_PROBLEM DESCRIPTION_:
Pick out every line that holds the string "data" and copy it.

— START OF THE RECORDS —

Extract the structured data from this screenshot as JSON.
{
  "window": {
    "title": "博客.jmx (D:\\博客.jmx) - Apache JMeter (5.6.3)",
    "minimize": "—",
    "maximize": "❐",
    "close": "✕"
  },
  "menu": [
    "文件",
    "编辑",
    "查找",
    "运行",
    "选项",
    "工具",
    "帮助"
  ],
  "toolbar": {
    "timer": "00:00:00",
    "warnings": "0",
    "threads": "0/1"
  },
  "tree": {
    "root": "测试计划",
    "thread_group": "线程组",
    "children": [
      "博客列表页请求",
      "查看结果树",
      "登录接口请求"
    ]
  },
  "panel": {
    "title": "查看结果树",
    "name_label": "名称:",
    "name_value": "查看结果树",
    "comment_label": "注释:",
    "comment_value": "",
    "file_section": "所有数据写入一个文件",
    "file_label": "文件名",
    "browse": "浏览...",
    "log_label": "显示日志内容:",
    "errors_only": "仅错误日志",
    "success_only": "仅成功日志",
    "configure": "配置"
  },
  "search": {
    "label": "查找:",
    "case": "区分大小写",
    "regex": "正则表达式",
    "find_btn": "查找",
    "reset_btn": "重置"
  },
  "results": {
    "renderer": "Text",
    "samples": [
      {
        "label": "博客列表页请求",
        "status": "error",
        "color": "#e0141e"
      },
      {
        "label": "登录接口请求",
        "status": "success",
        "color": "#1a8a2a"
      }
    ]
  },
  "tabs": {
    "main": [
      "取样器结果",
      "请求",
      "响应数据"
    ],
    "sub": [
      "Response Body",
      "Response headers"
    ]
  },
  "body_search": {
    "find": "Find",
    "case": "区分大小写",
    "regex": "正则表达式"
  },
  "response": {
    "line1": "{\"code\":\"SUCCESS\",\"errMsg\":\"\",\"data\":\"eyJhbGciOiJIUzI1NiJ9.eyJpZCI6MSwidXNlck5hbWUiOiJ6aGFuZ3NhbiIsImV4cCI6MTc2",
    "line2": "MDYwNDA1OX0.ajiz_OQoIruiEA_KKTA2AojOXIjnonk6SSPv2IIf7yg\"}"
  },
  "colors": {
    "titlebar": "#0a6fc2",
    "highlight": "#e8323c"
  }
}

— END OF THE RECORDS —

_TASK SOLUTION_:
Extract the structured data from this screenshot as JSON.
    "line1": "{\"code\":\"SUCCESS\",\"errMsg\":\"\",\"data\":\"eyJhbGciOiJIUzI1NiJ9.eyJpZCI6MSwidXNlck5hbWUiOiJ6aGFuZ3NhbiIsImV4cCI6MTc2",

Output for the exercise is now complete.